Document segment:

The issue raised in this case is whether the Carrier's contracting out of the demolition and construction of a new office at Chicago Union Station violated the Scope Rule of the Agreement. There is no dispute that the Carrier complied with its notice and conference obligations set forth in Rule 24, and that none of the B&B Mechanic work force located at Union Station (the Claimants) were furloughed as a result of this contracting.
The Organization argues that this remodeling work is scope-covered, traditionally performed by employees, and could have been accomplished by them on rest days or during overtime. It asserts that the contracting represents a loss of work opportunity for the Claimants, properly compensable by monetary relief, citing Third Division Awards 27614, 30181, 31966, 32128, 33631, 33850, 35936.
The Carrier contends that it complied with its Rule 24 contracting obligations, and that said Rule does not prohibit contracting so long as no employees are laid off as a result. It notes that the Claimants compose the entire B&B force at Chicago Union Station, perform ongoing maintenance functions, and were fully employed on the claim dates. The Carrier argues that the Organization failed to show that construction or rehabilitation work of this magnitude is scope-covered, as it has never been performed by these employees at this location in the past. It avers that it has always contracted this type of work due to the unavailability of its employees at this location to perform extensive construction work in conjunction with their normal maintenance functions. The Carrier also argues that no monetary relief is appropriate for the Claimants who were fully employed and, in one instance, on vacation.

Requirement 1:
Answer these questions about the Union Station contracting text:
(a) Which rule set out the notice and conference obligations that the Carrier met?
(b) According to the Organization, when could employees have done the remodeling work?
(c) According to the Carrier, where was one of the Claimants on the claim dates?
The text and the rows that come next are unrelated to each other.

Input rows:
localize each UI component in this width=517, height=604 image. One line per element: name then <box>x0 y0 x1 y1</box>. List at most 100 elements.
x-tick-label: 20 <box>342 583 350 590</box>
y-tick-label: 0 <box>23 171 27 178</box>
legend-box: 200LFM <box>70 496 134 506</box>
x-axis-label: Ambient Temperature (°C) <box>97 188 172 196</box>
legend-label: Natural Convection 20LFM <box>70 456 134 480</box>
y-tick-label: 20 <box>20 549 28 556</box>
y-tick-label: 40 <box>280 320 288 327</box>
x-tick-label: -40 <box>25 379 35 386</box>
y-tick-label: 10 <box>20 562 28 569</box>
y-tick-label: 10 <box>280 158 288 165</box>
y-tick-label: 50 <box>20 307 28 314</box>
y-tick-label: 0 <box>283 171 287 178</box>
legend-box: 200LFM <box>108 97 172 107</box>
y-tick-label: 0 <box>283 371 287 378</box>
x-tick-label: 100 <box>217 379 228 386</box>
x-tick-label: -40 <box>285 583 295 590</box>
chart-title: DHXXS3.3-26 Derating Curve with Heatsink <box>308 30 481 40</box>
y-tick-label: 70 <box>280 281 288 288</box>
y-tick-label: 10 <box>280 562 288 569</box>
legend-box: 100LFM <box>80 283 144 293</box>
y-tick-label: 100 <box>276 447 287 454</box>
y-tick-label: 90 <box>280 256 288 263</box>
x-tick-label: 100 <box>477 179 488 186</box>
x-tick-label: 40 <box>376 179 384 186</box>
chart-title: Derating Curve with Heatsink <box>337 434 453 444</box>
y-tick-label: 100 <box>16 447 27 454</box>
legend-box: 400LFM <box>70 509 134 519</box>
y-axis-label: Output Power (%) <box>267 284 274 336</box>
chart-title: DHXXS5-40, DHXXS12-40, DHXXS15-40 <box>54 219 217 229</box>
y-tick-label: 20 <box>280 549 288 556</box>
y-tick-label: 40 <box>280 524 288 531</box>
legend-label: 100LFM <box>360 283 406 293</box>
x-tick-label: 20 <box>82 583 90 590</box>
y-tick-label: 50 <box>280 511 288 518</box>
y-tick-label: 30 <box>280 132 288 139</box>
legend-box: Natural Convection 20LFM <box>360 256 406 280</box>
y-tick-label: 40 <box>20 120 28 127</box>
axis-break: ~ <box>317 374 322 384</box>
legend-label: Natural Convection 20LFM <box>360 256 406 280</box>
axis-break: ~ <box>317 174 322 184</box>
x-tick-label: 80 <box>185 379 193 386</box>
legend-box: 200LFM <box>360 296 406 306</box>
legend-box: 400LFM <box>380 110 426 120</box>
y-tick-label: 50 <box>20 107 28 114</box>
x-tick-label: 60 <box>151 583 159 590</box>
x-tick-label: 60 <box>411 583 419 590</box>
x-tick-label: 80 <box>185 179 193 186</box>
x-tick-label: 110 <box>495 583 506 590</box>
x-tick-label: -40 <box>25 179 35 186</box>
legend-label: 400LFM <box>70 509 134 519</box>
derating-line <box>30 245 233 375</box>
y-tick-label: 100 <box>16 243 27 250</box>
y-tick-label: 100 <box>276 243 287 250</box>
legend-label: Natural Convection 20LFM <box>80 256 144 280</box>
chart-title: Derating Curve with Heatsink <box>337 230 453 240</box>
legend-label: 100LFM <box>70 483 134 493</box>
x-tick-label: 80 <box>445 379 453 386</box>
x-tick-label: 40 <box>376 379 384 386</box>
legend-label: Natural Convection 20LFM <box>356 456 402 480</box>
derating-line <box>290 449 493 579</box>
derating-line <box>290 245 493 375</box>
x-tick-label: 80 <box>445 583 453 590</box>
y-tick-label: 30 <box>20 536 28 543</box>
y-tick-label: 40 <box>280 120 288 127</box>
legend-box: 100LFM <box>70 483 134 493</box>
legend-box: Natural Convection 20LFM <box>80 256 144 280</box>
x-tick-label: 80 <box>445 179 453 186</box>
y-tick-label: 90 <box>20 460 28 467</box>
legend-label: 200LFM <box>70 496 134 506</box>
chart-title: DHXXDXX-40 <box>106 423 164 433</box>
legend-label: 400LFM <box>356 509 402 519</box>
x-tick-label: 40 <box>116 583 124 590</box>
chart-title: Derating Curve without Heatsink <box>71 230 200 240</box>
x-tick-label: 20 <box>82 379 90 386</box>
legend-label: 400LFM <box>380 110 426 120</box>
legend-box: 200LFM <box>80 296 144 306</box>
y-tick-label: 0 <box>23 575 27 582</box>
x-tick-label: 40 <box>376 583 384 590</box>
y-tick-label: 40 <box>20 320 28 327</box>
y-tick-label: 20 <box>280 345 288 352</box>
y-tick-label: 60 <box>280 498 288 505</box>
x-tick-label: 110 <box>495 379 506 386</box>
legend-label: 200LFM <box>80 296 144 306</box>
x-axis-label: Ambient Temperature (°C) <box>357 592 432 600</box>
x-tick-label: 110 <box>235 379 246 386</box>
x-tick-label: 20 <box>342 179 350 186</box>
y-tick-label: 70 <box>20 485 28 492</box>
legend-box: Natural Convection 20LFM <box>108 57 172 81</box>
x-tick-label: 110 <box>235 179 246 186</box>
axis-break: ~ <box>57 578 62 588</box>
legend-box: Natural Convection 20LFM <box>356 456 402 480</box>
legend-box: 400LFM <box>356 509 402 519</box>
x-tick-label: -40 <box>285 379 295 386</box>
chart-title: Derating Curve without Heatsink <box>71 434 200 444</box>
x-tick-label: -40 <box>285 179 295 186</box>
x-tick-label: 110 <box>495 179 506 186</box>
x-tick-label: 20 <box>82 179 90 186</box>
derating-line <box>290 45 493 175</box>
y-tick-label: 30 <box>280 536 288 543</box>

Requirement 2: Count the rows that contain the string "Temperature". Reply with the number only.

Worked answer 1:
(a) Rule 24
(b) On rest days or during overtime
(c) On vacation

Worked answer 2: 2